- **Extracted records**:
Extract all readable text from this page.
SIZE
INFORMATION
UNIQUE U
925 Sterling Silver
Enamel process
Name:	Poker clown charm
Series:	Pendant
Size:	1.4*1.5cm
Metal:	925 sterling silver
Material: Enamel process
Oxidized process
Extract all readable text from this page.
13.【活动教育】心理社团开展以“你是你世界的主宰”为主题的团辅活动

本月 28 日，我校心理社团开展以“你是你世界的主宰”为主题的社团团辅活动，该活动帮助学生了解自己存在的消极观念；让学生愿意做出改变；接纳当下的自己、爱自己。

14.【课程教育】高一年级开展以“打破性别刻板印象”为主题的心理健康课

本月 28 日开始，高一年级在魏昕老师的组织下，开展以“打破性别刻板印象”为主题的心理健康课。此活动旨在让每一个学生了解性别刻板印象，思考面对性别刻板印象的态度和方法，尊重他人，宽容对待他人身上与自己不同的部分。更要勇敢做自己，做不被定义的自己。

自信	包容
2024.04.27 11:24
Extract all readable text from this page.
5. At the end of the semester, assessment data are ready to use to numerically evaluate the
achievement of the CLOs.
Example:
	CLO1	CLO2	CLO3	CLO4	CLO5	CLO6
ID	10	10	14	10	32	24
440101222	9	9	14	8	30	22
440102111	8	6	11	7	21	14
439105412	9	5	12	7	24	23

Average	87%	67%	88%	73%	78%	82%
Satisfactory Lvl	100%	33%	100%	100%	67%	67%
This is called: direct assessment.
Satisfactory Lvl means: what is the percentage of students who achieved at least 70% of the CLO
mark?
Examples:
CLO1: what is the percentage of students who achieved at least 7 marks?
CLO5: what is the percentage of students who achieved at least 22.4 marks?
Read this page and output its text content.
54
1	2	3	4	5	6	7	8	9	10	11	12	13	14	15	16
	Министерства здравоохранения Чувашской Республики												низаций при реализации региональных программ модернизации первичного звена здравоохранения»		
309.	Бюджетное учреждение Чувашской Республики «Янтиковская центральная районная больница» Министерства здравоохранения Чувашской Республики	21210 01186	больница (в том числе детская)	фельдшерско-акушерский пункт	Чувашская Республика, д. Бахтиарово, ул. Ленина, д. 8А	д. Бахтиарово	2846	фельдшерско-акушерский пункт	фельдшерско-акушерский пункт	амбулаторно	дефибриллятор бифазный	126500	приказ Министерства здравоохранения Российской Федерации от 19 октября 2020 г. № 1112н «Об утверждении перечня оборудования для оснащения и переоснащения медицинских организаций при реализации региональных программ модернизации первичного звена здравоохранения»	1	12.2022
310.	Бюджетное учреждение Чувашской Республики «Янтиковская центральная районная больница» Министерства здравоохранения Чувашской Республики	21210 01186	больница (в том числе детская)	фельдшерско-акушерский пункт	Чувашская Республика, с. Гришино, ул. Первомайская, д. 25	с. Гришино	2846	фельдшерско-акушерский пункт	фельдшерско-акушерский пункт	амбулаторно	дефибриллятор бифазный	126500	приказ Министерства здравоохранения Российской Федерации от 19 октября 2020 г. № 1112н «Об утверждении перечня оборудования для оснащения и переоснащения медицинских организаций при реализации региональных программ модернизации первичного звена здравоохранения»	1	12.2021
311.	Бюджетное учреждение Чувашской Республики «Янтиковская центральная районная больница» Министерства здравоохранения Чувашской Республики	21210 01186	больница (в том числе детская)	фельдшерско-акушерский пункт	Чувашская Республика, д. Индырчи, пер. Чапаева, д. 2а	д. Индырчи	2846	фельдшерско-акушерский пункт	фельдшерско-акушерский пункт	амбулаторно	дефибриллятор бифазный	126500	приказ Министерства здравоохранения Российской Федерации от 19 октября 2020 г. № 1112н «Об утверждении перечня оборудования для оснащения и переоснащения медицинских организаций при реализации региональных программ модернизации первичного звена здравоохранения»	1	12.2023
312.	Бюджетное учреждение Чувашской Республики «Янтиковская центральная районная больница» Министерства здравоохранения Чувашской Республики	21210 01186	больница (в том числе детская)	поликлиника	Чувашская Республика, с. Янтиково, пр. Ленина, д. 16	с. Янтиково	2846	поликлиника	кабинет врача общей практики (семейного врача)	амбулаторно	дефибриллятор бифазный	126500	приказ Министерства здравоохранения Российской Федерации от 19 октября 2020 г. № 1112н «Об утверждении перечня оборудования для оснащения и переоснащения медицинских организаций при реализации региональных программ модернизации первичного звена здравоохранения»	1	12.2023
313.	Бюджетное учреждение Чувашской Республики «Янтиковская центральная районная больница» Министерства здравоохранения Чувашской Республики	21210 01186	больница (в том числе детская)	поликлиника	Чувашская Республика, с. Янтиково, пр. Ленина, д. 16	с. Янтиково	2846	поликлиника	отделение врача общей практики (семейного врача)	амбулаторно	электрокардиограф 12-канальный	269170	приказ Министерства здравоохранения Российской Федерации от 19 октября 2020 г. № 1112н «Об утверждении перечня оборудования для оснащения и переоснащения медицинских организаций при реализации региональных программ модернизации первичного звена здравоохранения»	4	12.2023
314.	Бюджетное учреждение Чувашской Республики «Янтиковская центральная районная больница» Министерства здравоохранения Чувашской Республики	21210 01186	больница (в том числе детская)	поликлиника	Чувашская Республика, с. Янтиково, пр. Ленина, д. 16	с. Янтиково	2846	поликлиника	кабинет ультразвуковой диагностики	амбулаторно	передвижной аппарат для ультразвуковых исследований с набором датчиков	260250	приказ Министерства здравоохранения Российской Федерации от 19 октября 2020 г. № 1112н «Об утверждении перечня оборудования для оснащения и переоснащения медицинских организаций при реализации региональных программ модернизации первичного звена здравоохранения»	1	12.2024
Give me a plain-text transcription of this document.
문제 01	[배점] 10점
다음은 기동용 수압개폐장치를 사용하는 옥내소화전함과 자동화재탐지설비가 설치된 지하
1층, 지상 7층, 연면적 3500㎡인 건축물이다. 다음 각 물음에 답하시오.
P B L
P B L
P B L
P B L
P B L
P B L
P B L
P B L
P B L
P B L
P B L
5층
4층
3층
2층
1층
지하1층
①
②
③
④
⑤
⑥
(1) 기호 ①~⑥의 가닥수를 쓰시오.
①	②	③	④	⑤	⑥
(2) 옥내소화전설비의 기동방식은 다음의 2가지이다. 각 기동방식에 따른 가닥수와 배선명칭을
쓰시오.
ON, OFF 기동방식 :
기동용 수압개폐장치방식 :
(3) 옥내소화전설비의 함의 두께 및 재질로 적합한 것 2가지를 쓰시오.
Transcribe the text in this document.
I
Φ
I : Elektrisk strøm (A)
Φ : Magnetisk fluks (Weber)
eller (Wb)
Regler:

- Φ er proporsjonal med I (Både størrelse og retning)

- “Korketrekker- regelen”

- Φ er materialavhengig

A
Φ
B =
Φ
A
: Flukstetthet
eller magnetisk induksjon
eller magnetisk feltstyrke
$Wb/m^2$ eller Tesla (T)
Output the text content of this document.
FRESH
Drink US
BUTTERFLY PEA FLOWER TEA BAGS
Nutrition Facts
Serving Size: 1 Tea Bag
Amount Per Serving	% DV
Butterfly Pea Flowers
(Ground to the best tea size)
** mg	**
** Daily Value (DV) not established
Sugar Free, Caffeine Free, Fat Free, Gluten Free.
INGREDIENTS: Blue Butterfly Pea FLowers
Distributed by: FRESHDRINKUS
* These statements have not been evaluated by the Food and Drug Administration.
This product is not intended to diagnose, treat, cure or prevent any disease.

- **What is needed**: Repeat each of the entries above precisely as given.

- **Solution**:
Extract all readable text from this page.
SIZE
INFORMATION
UNIQUE U
925 Sterling Silver
Enamel process
Name:	Poker clown charm
Series:	Pendant
Size:	1.4*1.5cm
Metal:	925 sterling silver
Material: Enamel process
Oxidized process
Extract all readable text from this page.
13.【活动教育】心理社团开展以“你是你世界的主宰”为主题的团辅活动

本月 28 日，我校心理社团开展以“你是你世界的主宰”为主题的社团团辅活动，该活动帮助学生了解自己存在的消极观念；让学生愿意做出改变；接纳当下的自己、爱自己。

14.【课程教育】高一年级开展以“打破性别刻板印象”为主题的心理健康课

本月 28 日开始，高一年级在魏昕老师的组织下，开展以“打破性别刻板印象”为主题的心理健康课。此活动旨在让每一个学生了解性别刻板印象，思考面对性别刻板印象的态度和方法，尊重他人，宽容对待他人身上与自己不同的部分。更要勇敢做自己，做不被定义的自己。

自信	包容
2024.04.27 11:24
Extract all readable text from this page.
5. At the end of the semester, assessment data are ready to use to numerically evaluate the
achievement of the CLOs.
Example:
	CLO1	CLO2	CLO3	CLO4	CLO5	CLO6
ID	10	10	14	10	32	24
440101222	9	9	14	8	30	22
440102111	8	6	11	7	21	14
439105412	9	5	12	7	24	23

Average	87%	67%	88%	73%	78%	82%
Satisfactory Lvl	100%	33%	100%	100%	67%	67%
This is called: direct assessment.
Satisfactory Lvl means: what is the percentage of students who achieved at least 70% of the CLO
mark?
Examples:
CLO1: what is the percentage of students who achieved at least 7 marks?
CLO5: what is the percentage of students who achieved at least 22.4 marks?
Read this page and output its text content.
54
1	2	3	4	5	6	7	8	9	10	11	12	13	14	15	16
	Министерства здравоохранения Чувашской Республики												низаций при реализации региональных программ модернизации первичного звена здравоохранения»		
309.	Бюджетное учреждение Чувашской Республики «Янтиковская центральная районная больница» Министерства здравоохранения Чувашской Республики	21210 01186	больница (в том числе детская)	фельдшерско-акушерский пункт	Чувашская Республика, д. Бахтиарово, ул. Ленина, д. 8А	д. Бахтиарово	2846	фельдшерско-акушерский пункт	фельдшерско-акушерский пункт	амбулаторно	дефибриллятор бифазный	126500	приказ Министерства здравоохранения Российской Федерации от 19 октября 2020 г. № 1112н «Об утверждении перечня оборудования для оснащения и переоснащения медицинских организаций при реализации региональных программ модернизации первичного звена здравоохранения»	1	12.2022
310.	Бюджетное учреждение Чувашской Республики «Янтиковская центральная районная больница» Министерства здравоохранения Чувашской Республики	21210 01186	больница (в том числе детская)	фельдшерско-акушерский пункт	Чувашская Республика, с. Гришино, ул. Первомайская, д. 25	с. Гришино	2846	фельдшерско-акушерский пункт	фельдшерско-акушерский пункт	амбулаторно	дефибриллятор бифазный	126500	приказ Министерства здравоохранения Российской Федерации от 19 октября 2020 г. № 1112н «Об утверждении перечня оборудования для оснащения и переоснащения медицинских организаций при реализации региональных программ модернизации первичного звена здравоохранения»	1	12.2021
311.	Бюджетное учреждение Чувашской Республики «Янтиковская центральная районная больница» Министерства здравоохранения Чувашской Республики	21210 01186	больница (в том числе детская)	фельдшерско-акушерский пункт	Чувашская Республика, д. Индырчи, пер. Чапаева, д. 2а	д. Индырчи	2846	фельдшерско-акушерский пункт	фельдшерско-акушерский пункт	амбулаторно	дефибриллятор бифазный	126500	приказ Министерства здравоохранения Российской Федерации от 19 октября 2020 г. № 1112н «Об утверждении перечня оборудования для оснащения и переоснащения медицинских организаций при реализации региональных программ модернизации первичного звена здравоохранения»	1	12.2023
312.	Бюджетное учреждение Чувашской Республики «Янтиковская центральная районная больница» Министерства здравоохранения Чувашской Республики	21210 01186	больница (в том числе детская)	поликлиника	Чувашская Республика, с. Янтиково, пр. Ленина, д. 16	с. Янтиково	2846	поликлиника	кабинет врача общей практики (семейного врача)	амбулаторно	дефибриллятор бифазный	126500	приказ Министерства здравоохранения Российской Федерации от 19 октября 2020 г. № 1112н «Об утверждении перечня оборудования для оснащения и переоснащения медицинских организаций при реализации региональных программ модернизации первичного звена здравоохранения»	1	12.2023
313.	Бюджетное учреждение Чувашской Республики «Янтиковская центральная районная больница» Министерства здравоохранения Чувашской Республики	21210 01186	больница (в том числе детская)	поликлиника	Чувашская Республика, с. Янтиково, пр. Ленина, д. 16	с. Янтиково	2846	поликлиника	отделение врача общей практики (семейного врача)	амбулаторно	электрокардиограф 12-канальный	269170	приказ Министерства здравоохранения Российской Федерации от 19 октября 2020 г. № 1112н «Об утверждении перечня оборудования для оснащения и переоснащения медицинских организаций при реализации региональных программ модернизации первичного звена здравоохранения»	4	12.2023
314.	Бюджетное учреждение Чувашской Республики «Янтиковская центральная районная больница» Министерства здравоохранения Чувашской Республики	21210 01186	больница (в том числе детская)	поликлиника	Чувашская Республика, с. Янтиково, пр. Ленина, д. 16	с. Янтиково	2846	поликлиника	кабинет ультразвуковой диагностики	амбулаторно	передвижной аппарат для ультразвуковых исследований с набором датчиков	260250	приказ Министерства здравоохранения Российской Федерации от 19 октября 2020 г. № 1112н «Об утверждении перечня оборудования для оснащения и переоснащения медицинских организаций при реализации региональных программ модернизации первичного звена здравоохранения»	1	12.2024
Give me a plain-text transcription of this document.
문제 01	[배점] 10점
다음은 기동용 수압개폐장치를 사용하는 옥내소화전함과 자동화재탐지설비가 설치된 지하
1층, 지상 7층, 연면적 3500㎡인 건축물이다. 다음 각 물음에 답하시오.
P B L
P B L
P B L
P B L
P B L
P B L
P B L
P B L
P B L
P B L
P B L
5층
4층
3층
2층
1층
지하1층
①
②
③
④
⑤
⑥
(1) 기호 ①~⑥의 가닥수를 쓰시오.
①	②	③	④	⑤	⑥
(2) 옥내소화전설비의 기동방식은 다음의 2가지이다. 각 기동방식에 따른 가닥수와 배선명칭을
쓰시오.
ON, OFF 기동방식 :
기동용 수압개폐장치방식 :
(3) 옥내소화전설비의 함의 두께 및 재질로 적합한 것 2가지를 쓰시오.
Transcribe the text in this document.
I
Φ
I : Elektrisk strøm (A)
Φ : Magnetisk fluks (Weber)
eller (Wb)
Regler:

- Φ er proporsjonal med I (Både størrelse og retning)

- “Korketrekker- regelen”

- Φ er materialavhengig

A
Φ
B =
Φ
A
: Flukstetthet
eller magnetisk induksjon
eller magnetisk feltstyrke
$Wb/m^2$ eller Tesla (T)
Output the text content of this document.
FRESH
Drink US
BUTTERFLY PEA FLOWER TEA BAGS
Nutrition Facts
Serving Size: 1 Tea Bag
Amount Per Serving	% DV
Butterfly Pea Flowers
(Ground to the best tea size)
** mg	**
** Daily Value (DV) not established
Sugar Free, Caffeine Free, Fat Free, Gluten Free.
INGREDIENTS: Blue Butterfly Pea FLowers
Distributed by: FRESHDRINKUS
* These statements have not been evaluated by the Food and Drug Administration.
This product is not intended to diagnose, treat, cure or prevent any disease.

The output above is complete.